**Objective:** Each entry must be given again exactly; images do not belong in the copy.

Data listing
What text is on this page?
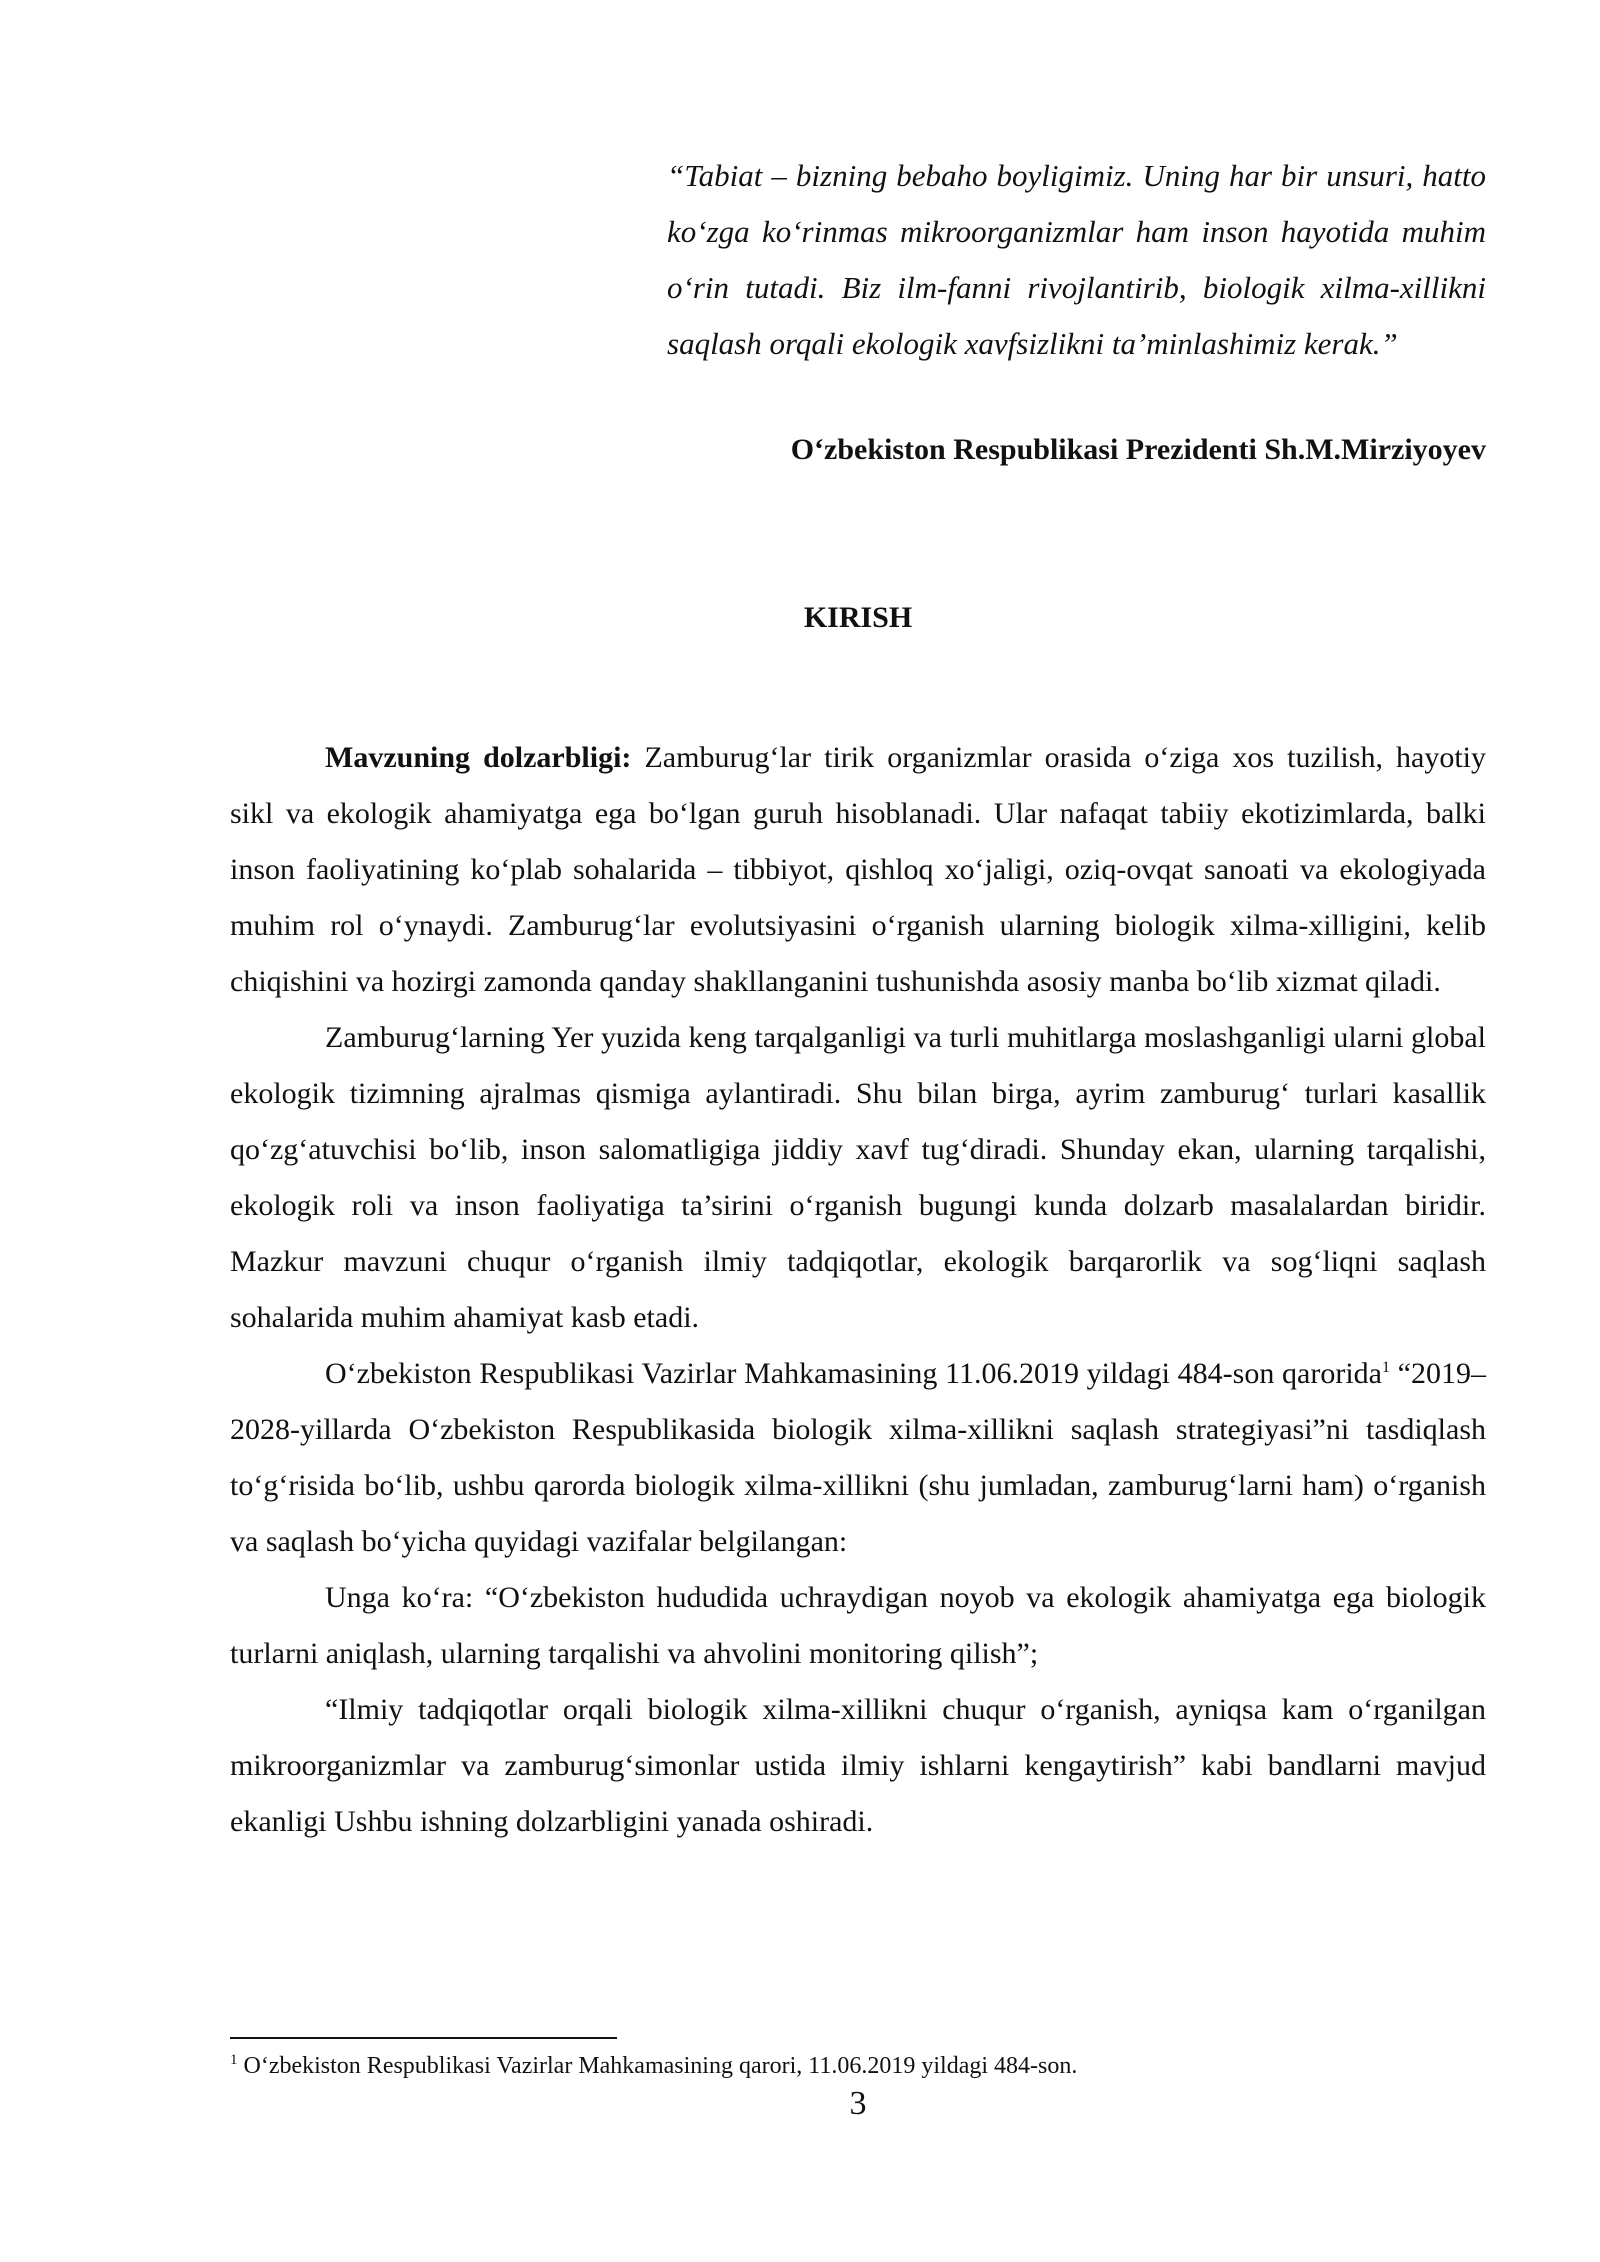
“Tabiat – bizning bebaho boyligimiz. Uning har bir unsuri, hatto ko‘zga ko‘rinmas mikroorganizmlar ham inson hayotida muhim o‘rin tutadi. Biz ilm-fanni rivojlantirib, biologik xilma-xillikni saqlash orqali ekologik xavfsizlikni ta’minlashimiz kerak.”
O‘zbekiston Respublikasi Prezidenti Sh.M.Mirziyoyev
KIRISH

Mavzuning dolzarbligi: Zamburug‘lar tirik organizmlar orasida o‘ziga xos tuzilish, hayotiy sikl va ekologik ahamiyatga ega bo‘lgan guruh hisoblanadi. Ular nafaqat tabiiy ekotizimlarda, balki inson faoliyatining ko‘plab sohalarida – tibbiyot, qishloq xo‘jaligi, oziq-ovqat sanoati va ekologiyada muhim rol o‘ynaydi. Zamburug‘lar evolutsiyasini o‘rganish ularning biologik xilma-xilligini, kelib chiqishini va hozirgi zamonda qanday shakllanganini tushunishda asosiy manba bo‘lib xizmat qiladi.

Zamburug‘larning Yer yuzida keng tarqalganligi va turli muhitlarga moslashganligi ularni global ekologik tizimning ajralmas qismiga aylantiradi. Shu bilan birga, ayrim zamburug‘ turlari kasallik qo‘zg‘atuvchisi bo‘lib, inson salomatligiga jiddiy xavf tug‘diradi. Shunday ekan, ularning tarqalishi, ekologik roli va inson faoliyatiga ta’sirini o‘rganish bugungi kunda dolzarb masalalardan biridir. Mazkur mavzuni chuqur o‘rganish ilmiy tadqiqotlar, ekologik barqarorlik va sog‘liqni saqlash sohalarida muhim ahamiyat kasb etadi.

O‘zbekiston Respublikasi Vazirlar Mahkamasining 11.06.2019 yildagi 484-son qarorida$^1$ “2019–2028-yillarda O‘zbekiston Respublikasida biologik xilma-xillikni saqlash strategiyasi”ni tasdiqlash to‘g‘risida bo‘lib, ushbu qarorda biologik xilma-xillikni (shu jumladan, zamburug‘larni ham) o‘rganish va saqlash bo‘yicha quyidagi vazifalar belgilangan:

Unga ko‘ra: “O‘zbekiston hududida uchraydigan noyob va ekologik ahamiyatga ega biologik turlarni aniqlash, ularning tarqalishi va ahvolini monitoring qilish”;

“Ilmiy tadqiqotlar orqali biologik xilma-xillikni chuqur o‘rganish, ayniqsa kam o‘rganilgan mikroorganizmlar va zamburug‘simonlar ustida ilmiy ishlarni kengaytirish” kabi bandlarni mavjud ekanligi Ushbu ishning dolzarbligini yanada oshiradi.

$^1$ O‘zbekiston Respublikasi Vazirlar Mahkamasining qarori, 11.06.2019 yildagi 484-son.
3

**Answer:**
What text is on this page?
“Tabiat – bizning bebaho boyligimiz. Uning har bir unsuri, hatto ko‘zga ko‘rinmas mikroorganizmlar ham inson hayotida muhim o‘rin tutadi. Biz ilm-fanni rivojlantirib, biologik xilma-xillikni saqlash orqali ekologik xavfsizlikni ta’minlashimiz kerak.”
O‘zbekiston Respublikasi Prezidenti Sh.M.Mirziyoyev
KIRISH

Mavzuning dolzarbligi: Zamburug‘lar tirik organizmlar orasida o‘ziga xos tuzilish, hayotiy sikl va ekologik ahamiyatga ega bo‘lgan guruh hisoblanadi. Ular nafaqat tabiiy ekotizimlarda, balki inson faoliyatining ko‘plab sohalarida – tibbiyot, qishloq xo‘jaligi, oziq-ovqat sanoati va ekologiyada muhim rol o‘ynaydi. Zamburug‘lar evolutsiyasini o‘rganish ularning biologik xilma-xilligini, kelib chiqishini va hozirgi zamonda qanday shakllanganini tushunishda asosiy manba bo‘lib xizmat qiladi.

Zamburug‘larning Yer yuzida keng tarqalganligi va turli muhitlarga moslashganligi ularni global ekologik tizimning ajralmas qismiga aylantiradi. Shu bilan birga, ayrim zamburug‘ turlari kasallik qo‘zg‘atuvchisi bo‘lib, inson salomatligiga jiddiy xavf tug‘diradi. Shunday ekan, ularning tarqalishi, ekologik roli va inson faoliyatiga ta’sirini o‘rganish bugungi kunda dolzarb masalalardan biridir. Mazkur mavzuni chuqur o‘rganish ilmiy tadqiqotlar, ekologik barqarorlik va sog‘liqni saqlash sohalarida muhim ahamiyat kasb etadi.

O‘zbekiston Respublikasi Vazirlar Mahkamasining 11.06.2019 yildagi 484-son qarorida$^1$ “2019–2028-yillarda O‘zbekiston Respublikasida biologik xilma-xillikni saqlash strategiyasi”ni tasdiqlash to‘g‘risida bo‘lib, ushbu qarorda biologik xilma-xillikni (shu jumladan, zamburug‘larni ham) o‘rganish va saqlash bo‘yicha quyidagi vazifalar belgilangan:

Unga ko‘ra: “O‘zbekiston hududida uchraydigan noyob va ekologik ahamiyatga ega biologik turlarni aniqlash, ularning tarqalishi va ahvolini monitoring qilish”;

“Ilmiy tadqiqotlar orqali biologik xilma-xillikni chuqur o‘rganish, ayniqsa kam o‘rganilgan mikroorganizmlar va zamburug‘simonlar ustida ilmiy ishlarni kengaytirish” kabi bandlarni mavjud ekanligi Ushbu ishning dolzarbligini yanada oshiradi.

$^1$ O‘zbekiston Respublikasi Vazirlar Mahkamasining qarori, 11.06.2019 yildagi 484-son.
3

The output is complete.